### [ACTIONS TO TAKE]
**A)** According to claim 1 of the gas-scrubbing patent, what is the minimum CO2 content of the gas stream on a dry basis?
**B)** Using the gas-scrubbing patent, state whether each statement agrees with it: (i) the bottom liquid may be pressurized by a pump before it is used to cool the air flow; (ii) the cooled water flow may be used to cool a compressed gas between two compressor stages; (iii) components removed from the bottom liquid are sent back into the scrubbing tower.
**C)** Extend the gas-scrubbing patent with further numbered claims after claim 5, in the same style.
======== ARTICLE
PROCESS AND APPARATUS FOR SCRUBBING A GAS STREAM

Abstract

In a process for the scrubbing of a gas stream, liquid (7) from the scrubbing tower (K) is vaporized (E1) in order to cool ambient air (19) which is subsequently used to cool water (25), producing cooling water (27) to be used upstream or downstream of the scrubbing process.

Claims

1. A process for scrubbing a gas stream, in which: i) a gas stream comprising at least one NOx and/or at least one SOx and/or suspended matter and at least 15 mol % of CO.sub.2 on a dry basis is sent to a scrubbing tower where it is cooled and scrubbed with water and/or with an alkaline liquid in order to produce a gas enriched in CO.sub.2 at the top of the tower and a bottom liquid enriched in the at least one NOx and/or the at least one SOx and/or suspended matter at the bottom of the tower, ii) at least a part of the bottom liquid is filtered and/or demineralized in order to produce a purified liquid, iii) at least a part of the bottom liquid of stage i) or the purified liquid of stage ii), if present, is used to cool an air flow by evaporation in direct contact or by indirect heat exchange, forming a cooled air flow, and iv) the cooled air flow is used to cool a water flow by indirect or direct heat exchange, forming a cooled water flow.

2. The process according to claim 1, wherein the at least a part of the bottom liquid of stage i) or the purified liquid of stage ii), if present, is pressurized by a pump upstream of stage iii).

3. The process according to claim 1, wherein the cooled water flow is used to cool a compressed gas between two stages of a compressor and/or after the last stage of a compressor by heat exchange, the compressor being a compressor: i) of the gas stream upstream of the tower (K) or ii) of the gas enriched in CO.sub.2 withdrawn at the top of the tower or iii) of a product enriched in CO.sub.2 produced by partial condensation and/or distillation of the gas enriched in CO.sub.2 withdrawn at the top of the tower, the gas containing oxygen and/or nitrogen and/or carbon monoxide.

4. The process according to claim 1, wherein the at least a part of the bottom liquid is treated upstream of the vaporization in order to at least partially remove the at least one NOx and/or the at least one SOx and/or the suspended matter which it contains, the components removed being disposed of.

5. The process according to claim 1, wherein the at least a part of the bottom liquid of stage i) or the purified liquid of stage ii), if present, is stored in a storage facility upstream of the vaporization.
================
======== EXCERPTED RECORDS
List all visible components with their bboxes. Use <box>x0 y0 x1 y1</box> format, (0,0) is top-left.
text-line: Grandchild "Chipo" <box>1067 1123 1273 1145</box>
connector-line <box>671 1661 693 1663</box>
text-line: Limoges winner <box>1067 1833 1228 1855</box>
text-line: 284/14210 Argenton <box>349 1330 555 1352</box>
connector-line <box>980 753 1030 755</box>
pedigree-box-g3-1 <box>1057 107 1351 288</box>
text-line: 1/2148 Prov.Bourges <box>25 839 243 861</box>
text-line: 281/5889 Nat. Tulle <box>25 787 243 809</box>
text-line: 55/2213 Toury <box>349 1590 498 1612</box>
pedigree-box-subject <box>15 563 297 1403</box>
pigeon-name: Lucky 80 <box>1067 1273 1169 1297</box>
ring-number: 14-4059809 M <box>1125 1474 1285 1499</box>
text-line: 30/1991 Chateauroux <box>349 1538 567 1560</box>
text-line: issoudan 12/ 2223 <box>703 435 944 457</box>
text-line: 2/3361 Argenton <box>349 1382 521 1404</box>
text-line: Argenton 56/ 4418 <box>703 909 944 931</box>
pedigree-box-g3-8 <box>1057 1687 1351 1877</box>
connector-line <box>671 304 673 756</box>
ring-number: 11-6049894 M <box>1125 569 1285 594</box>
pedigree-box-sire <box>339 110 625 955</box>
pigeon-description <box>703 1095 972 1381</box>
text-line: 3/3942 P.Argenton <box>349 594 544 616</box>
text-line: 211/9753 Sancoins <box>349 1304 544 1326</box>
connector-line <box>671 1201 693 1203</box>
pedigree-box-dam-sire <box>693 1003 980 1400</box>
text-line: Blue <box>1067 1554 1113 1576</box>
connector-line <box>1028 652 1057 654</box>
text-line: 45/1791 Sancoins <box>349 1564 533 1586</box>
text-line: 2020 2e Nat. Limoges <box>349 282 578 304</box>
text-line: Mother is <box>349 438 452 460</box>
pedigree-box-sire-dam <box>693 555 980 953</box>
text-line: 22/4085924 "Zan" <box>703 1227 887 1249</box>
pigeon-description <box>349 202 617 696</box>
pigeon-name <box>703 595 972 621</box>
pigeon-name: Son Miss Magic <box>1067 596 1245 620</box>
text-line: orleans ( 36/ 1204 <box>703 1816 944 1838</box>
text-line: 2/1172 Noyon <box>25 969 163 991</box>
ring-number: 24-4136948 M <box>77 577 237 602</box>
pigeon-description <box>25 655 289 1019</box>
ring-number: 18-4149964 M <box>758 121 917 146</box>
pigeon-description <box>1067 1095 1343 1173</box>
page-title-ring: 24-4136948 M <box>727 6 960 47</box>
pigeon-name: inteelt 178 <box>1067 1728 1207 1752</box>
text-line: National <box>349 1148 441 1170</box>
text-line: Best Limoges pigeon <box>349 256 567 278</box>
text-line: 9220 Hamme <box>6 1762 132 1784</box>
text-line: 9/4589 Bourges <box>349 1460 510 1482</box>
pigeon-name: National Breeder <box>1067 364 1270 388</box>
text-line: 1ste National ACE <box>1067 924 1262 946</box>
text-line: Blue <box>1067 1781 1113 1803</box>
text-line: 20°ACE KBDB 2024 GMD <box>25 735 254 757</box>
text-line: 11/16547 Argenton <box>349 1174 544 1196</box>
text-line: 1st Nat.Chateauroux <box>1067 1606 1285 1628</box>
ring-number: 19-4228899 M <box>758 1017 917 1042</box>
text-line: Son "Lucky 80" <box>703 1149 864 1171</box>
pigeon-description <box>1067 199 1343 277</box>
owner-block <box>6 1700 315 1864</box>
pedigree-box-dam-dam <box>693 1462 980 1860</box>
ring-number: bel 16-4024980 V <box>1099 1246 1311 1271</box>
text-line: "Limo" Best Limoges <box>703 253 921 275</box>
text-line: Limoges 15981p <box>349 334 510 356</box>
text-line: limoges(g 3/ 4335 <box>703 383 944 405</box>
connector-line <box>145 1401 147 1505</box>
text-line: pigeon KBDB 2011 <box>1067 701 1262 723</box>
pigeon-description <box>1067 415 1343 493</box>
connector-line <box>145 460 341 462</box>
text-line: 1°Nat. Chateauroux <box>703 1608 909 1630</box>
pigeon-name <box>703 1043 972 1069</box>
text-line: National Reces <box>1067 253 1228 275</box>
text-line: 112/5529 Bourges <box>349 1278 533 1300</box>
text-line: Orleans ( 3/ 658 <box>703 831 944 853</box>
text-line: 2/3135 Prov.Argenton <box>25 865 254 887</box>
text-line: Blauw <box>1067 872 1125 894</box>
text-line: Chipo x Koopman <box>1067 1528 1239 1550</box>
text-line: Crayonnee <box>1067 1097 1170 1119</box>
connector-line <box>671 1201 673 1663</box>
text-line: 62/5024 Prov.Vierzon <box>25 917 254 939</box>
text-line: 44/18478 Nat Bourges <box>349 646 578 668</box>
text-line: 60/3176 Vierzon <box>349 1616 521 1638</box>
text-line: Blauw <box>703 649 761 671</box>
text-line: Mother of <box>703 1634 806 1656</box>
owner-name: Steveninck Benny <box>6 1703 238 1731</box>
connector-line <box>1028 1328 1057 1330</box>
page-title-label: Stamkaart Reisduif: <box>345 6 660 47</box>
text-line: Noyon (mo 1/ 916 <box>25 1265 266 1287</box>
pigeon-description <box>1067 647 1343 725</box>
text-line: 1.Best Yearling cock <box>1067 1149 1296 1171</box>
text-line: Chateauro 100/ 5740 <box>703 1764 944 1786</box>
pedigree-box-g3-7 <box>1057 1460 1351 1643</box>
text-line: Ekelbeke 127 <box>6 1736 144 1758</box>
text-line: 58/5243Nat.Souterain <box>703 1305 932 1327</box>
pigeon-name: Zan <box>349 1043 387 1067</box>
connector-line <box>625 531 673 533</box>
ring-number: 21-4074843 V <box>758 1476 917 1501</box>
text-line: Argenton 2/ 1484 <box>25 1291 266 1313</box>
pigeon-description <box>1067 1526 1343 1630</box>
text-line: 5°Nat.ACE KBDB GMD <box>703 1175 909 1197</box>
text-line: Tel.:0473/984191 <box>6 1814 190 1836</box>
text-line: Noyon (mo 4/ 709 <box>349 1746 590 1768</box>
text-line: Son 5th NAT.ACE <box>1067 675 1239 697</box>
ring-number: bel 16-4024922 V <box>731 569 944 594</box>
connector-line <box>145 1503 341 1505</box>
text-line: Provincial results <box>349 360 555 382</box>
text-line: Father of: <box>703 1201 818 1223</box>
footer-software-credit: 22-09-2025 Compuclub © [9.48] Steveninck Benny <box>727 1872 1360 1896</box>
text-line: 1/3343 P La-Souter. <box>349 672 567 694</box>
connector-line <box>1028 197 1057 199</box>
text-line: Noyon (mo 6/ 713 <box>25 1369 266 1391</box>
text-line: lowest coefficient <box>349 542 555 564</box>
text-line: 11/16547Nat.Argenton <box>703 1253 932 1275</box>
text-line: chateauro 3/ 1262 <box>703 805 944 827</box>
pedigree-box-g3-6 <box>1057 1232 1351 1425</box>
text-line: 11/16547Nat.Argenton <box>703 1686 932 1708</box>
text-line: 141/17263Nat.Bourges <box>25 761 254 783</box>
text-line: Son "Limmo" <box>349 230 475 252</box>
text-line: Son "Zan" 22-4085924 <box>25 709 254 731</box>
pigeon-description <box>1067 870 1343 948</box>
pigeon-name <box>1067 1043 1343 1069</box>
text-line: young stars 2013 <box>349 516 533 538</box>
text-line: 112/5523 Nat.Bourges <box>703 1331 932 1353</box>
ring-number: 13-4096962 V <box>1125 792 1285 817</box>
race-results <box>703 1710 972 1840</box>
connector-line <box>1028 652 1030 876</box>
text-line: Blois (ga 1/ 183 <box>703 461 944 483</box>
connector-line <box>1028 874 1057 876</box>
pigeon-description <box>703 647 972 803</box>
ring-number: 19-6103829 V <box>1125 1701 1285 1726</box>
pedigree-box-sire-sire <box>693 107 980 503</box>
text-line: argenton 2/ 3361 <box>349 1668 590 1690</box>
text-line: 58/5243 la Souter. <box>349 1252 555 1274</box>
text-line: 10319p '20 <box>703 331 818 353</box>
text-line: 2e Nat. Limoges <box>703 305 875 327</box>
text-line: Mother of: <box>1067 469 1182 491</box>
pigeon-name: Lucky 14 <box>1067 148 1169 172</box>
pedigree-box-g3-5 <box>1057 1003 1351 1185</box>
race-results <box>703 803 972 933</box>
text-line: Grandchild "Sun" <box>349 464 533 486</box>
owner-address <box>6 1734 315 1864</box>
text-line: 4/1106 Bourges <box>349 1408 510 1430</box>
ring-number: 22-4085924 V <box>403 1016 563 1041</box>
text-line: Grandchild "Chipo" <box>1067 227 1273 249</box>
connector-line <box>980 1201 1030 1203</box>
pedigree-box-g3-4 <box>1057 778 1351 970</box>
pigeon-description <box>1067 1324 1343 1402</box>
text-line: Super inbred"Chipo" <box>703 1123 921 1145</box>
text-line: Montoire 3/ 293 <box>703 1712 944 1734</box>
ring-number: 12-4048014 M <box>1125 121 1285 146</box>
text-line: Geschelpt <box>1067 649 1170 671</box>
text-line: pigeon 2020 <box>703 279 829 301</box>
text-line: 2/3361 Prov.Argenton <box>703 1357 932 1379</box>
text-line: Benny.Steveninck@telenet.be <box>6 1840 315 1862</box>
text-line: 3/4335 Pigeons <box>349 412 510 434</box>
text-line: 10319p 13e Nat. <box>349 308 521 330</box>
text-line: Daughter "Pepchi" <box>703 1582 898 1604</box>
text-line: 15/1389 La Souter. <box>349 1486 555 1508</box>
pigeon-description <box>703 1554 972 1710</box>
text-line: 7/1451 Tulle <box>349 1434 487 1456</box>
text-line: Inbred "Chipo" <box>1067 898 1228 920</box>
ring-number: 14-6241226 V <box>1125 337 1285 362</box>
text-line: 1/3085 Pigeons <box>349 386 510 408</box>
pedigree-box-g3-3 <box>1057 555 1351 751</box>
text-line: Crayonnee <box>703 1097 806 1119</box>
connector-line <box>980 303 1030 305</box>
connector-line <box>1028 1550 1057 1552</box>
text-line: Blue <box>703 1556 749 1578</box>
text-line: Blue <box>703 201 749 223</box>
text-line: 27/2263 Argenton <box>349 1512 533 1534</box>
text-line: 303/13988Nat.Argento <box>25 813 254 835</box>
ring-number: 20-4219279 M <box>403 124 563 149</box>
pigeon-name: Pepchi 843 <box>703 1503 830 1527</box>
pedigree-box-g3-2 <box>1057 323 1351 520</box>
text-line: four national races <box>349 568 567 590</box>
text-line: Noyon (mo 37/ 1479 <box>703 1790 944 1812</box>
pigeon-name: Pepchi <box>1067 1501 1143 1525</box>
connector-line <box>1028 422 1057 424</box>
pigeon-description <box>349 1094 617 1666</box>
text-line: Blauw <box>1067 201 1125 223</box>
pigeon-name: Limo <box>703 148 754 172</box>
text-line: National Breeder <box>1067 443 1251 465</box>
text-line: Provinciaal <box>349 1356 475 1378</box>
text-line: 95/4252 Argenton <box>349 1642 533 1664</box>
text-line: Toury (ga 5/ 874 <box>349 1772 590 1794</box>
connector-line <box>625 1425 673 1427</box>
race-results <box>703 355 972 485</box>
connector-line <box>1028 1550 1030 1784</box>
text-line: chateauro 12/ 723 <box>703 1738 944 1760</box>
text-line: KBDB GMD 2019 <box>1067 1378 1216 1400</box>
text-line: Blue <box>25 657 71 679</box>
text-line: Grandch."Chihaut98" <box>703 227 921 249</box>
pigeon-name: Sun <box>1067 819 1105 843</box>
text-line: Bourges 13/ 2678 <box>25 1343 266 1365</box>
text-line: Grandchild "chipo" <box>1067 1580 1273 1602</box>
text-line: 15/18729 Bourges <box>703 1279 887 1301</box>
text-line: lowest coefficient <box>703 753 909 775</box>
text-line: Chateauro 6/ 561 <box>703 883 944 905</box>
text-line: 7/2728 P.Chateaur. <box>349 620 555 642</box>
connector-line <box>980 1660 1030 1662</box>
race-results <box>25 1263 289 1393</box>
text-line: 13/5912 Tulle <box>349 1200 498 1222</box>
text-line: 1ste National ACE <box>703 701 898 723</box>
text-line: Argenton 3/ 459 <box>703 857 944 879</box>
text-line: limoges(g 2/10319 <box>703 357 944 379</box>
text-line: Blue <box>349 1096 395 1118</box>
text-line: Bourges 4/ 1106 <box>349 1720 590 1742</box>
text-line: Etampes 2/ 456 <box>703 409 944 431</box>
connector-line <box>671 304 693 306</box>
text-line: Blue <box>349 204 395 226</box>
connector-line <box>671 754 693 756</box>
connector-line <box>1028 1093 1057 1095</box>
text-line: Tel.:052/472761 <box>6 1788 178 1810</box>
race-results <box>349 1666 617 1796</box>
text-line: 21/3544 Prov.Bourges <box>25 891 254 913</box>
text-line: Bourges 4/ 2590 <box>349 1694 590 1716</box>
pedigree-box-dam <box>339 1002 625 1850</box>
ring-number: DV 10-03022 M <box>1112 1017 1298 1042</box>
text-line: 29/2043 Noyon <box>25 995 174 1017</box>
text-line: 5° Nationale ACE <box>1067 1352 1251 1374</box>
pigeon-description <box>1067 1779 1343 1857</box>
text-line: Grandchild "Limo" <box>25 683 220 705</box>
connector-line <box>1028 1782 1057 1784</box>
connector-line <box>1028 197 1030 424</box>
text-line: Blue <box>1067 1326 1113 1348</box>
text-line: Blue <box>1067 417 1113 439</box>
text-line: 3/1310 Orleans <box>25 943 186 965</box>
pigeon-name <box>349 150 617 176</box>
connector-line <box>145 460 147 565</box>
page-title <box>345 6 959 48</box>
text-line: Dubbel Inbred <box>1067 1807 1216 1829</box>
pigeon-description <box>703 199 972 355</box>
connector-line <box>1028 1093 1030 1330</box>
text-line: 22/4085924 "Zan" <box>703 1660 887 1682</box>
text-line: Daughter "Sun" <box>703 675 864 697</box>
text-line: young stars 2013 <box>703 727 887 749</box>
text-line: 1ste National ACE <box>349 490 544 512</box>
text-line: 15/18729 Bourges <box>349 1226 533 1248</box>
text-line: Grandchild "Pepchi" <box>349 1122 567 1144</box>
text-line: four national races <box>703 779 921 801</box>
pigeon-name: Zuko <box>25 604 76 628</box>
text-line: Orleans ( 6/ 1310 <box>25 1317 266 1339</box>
================
### [REPLIES]
**A)** At least 15 mol %.

**B)**
(i) Yes: "is pressurized by a pump upstream of stage iii)"
(ii) Yes: "the cooled water flow is used to cool a compressed gas between two stages of a compressor"
(iii) No: "the components removed being disposed of"

**C)**
6. The process according to claim 5, wherein the at least a part of the bottom liquid of stage i) or the purified liquid of stage ii), if present, is not used to cool the air flow by evaporation if the ambient temperature is lower than a threshold and is stored in the storage facility if the ambient temperature is lower than the threshold.

7. The process according to claim 6, wherein the at least a part of the bottom liquid of stage i) or the purified liquid of stage ii), if present, is used to cool the air flow by evaporation only if the ambient temperature is greater than the threshold.

8. The process according to claim 1, wherein the liquid flow is vaporized by fogging or in adiabatic air coolers or in hybrid air coolers.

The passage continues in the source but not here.